What is needed: Give back the full material, exactly as it reads.

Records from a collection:
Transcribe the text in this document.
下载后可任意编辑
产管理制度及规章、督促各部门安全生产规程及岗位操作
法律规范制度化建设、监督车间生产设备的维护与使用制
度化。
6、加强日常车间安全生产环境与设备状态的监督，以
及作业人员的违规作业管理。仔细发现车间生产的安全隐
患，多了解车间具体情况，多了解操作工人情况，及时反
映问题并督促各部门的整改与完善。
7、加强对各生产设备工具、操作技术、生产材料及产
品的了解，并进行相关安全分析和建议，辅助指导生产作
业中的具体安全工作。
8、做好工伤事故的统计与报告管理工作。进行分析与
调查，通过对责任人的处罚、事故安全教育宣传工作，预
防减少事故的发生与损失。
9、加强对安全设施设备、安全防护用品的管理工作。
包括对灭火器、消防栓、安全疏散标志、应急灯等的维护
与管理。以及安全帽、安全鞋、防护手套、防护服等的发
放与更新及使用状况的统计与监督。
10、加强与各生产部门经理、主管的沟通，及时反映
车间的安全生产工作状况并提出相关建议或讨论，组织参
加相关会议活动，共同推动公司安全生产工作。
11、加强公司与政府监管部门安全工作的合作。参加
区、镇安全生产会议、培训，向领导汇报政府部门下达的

Output for this exercise:
Transcribe the text in this document.
下载后可任意编辑
产管理制度及规章、督促各部门安全生产规程及岗位操作
法律规范制度化建设、监督车间生产设备的维护与使用制
度化。
6、加强日常车间安全生产环境与设备状态的监督，以
及作业人员的违规作业管理。仔细发现车间生产的安全隐
患，多了解车间具体情况，多了解操作工人情况，及时反
映问题并督促各部门的整改与完善。
7、加强对各生产设备工具、操作技术、生产材料及产
品的了解，并进行相关安全分析和建议，辅助指导生产作
业中的具体安全工作。
8、做好工伤事故的统计与报告管理工作。进行分析与
调查，通过对责任人的处罚、事故安全教育宣传工作，预
防减少事故的发生与损失。
9、加强对安全设施设备、安全防护用品的管理工作。
包括对灭火器、消防栓、安全疏散标志、应急灯等的维护
与管理。以及安全帽、安全鞋、防护手套、防护服等的发
放与更新及使用状况的统计与监督。
10、加强与各生产部门经理、主管的沟通，及时反映
车间的安全生产工作状况并提出相关建议或讨论，组织参
加相关会议活动，共同推动公司安全生产工作。
11、加强公司与政府监管部门安全工作的合作。参加
区、镇安全生产会议、培训，向领导汇报政府部门下达的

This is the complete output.